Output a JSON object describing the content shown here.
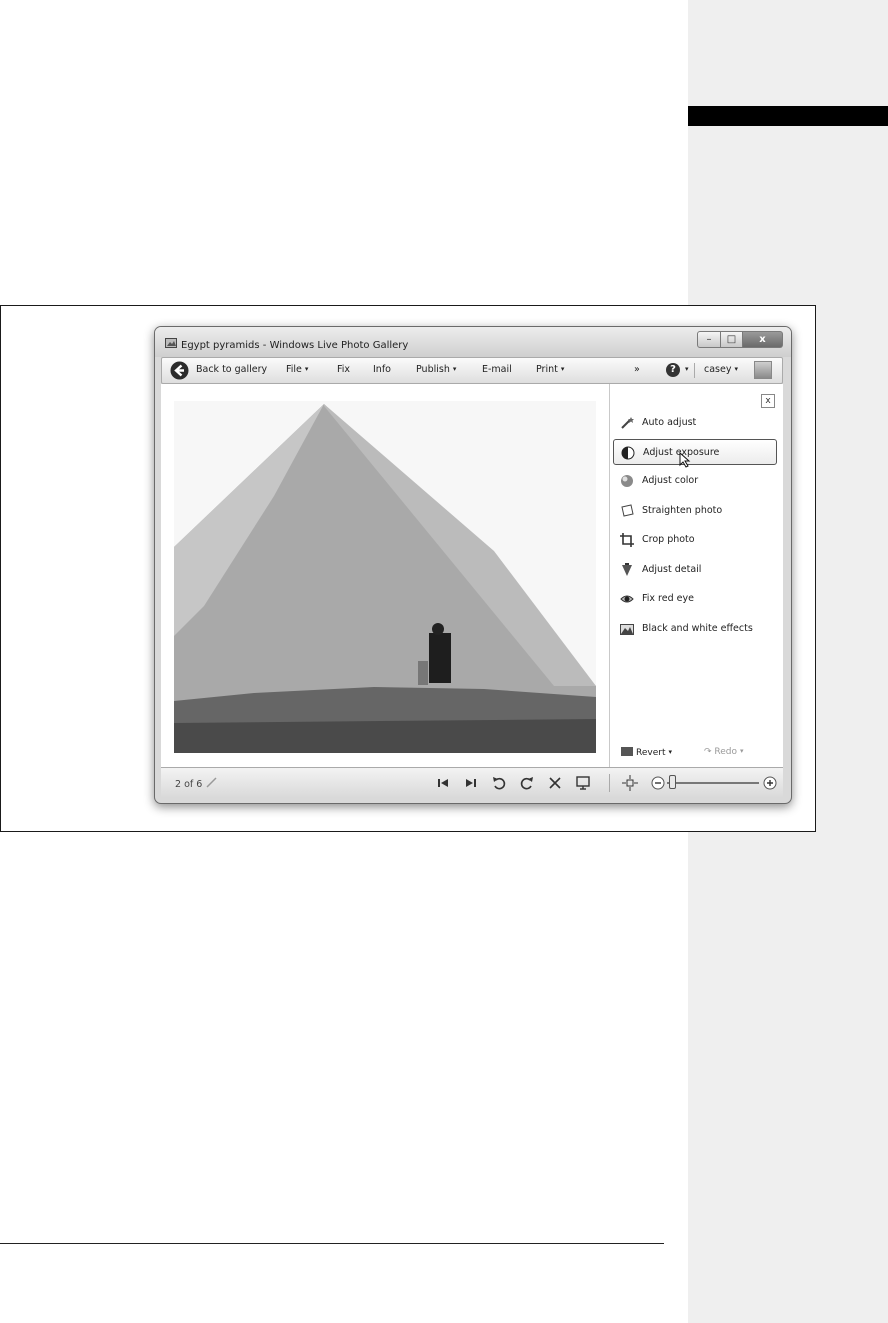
{
  "window": {
    "title": "Egypt pyramids - Windows Live Photo Gallery",
    "controls": {
      "minimize": "–",
      "maximize": "□",
      "close": "x"
    }
  },
  "toolbar": {
    "back_label": "Back to gallery",
    "file_label": "File",
    "fix_label": "Fix",
    "info_label": "Info",
    "publish_label": "Publish",
    "email_label": "E-mail",
    "print_label": "Print",
    "overflow_label": "»",
    "help_label": "?",
    "user_label": "casey",
    "dropdown_caret": "▾"
  },
  "fix_panel": {
    "close_label": "x",
    "tasks": [
      {
        "label": "Auto adjust",
        "icon": "magic-wand-icon"
      },
      {
        "label": "Adjust exposure",
        "icon": "exposure-icon",
        "selected": true
      },
      {
        "label": "Adjust color",
        "icon": "color-ball-icon"
      },
      {
        "label": "Straighten photo",
        "icon": "straighten-icon"
      },
      {
        "label": "Crop photo",
        "icon": "crop-icon"
      },
      {
        "label": "Adjust detail",
        "icon": "detail-icon"
      },
      {
        "label": "Fix red eye",
        "icon": "eye-icon"
      },
      {
        "label": "Black and white effects",
        "icon": "bw-effects-icon"
      }
    ],
    "revert_label": "Revert",
    "redo_label": "Redo"
  },
  "photo": {
    "subject": "pyramid-photo"
  },
  "statusbar": {
    "counter": "2 of 6",
    "buttons": [
      "previous-icon",
      "next-icon",
      "rotate-left-icon",
      "rotate-right-icon",
      "delete-icon",
      "slideshow-icon",
      "actual-size-icon",
      "zoom-out-icon",
      "zoom-in-icon"
    ],
    "zoom_level": 0.05
  }
}
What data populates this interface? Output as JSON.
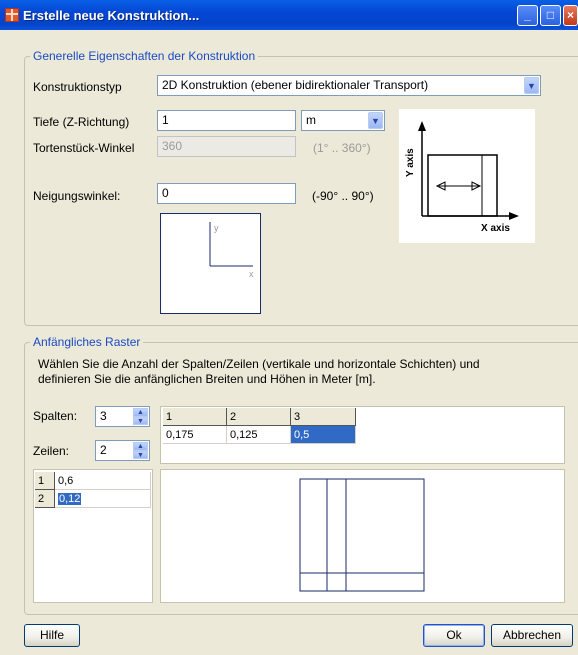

* * *

## [STATED GOAL]
How many of the lines above include the string "effects"? Reply with the number by itself.

## [WORKED SOLUTION]
2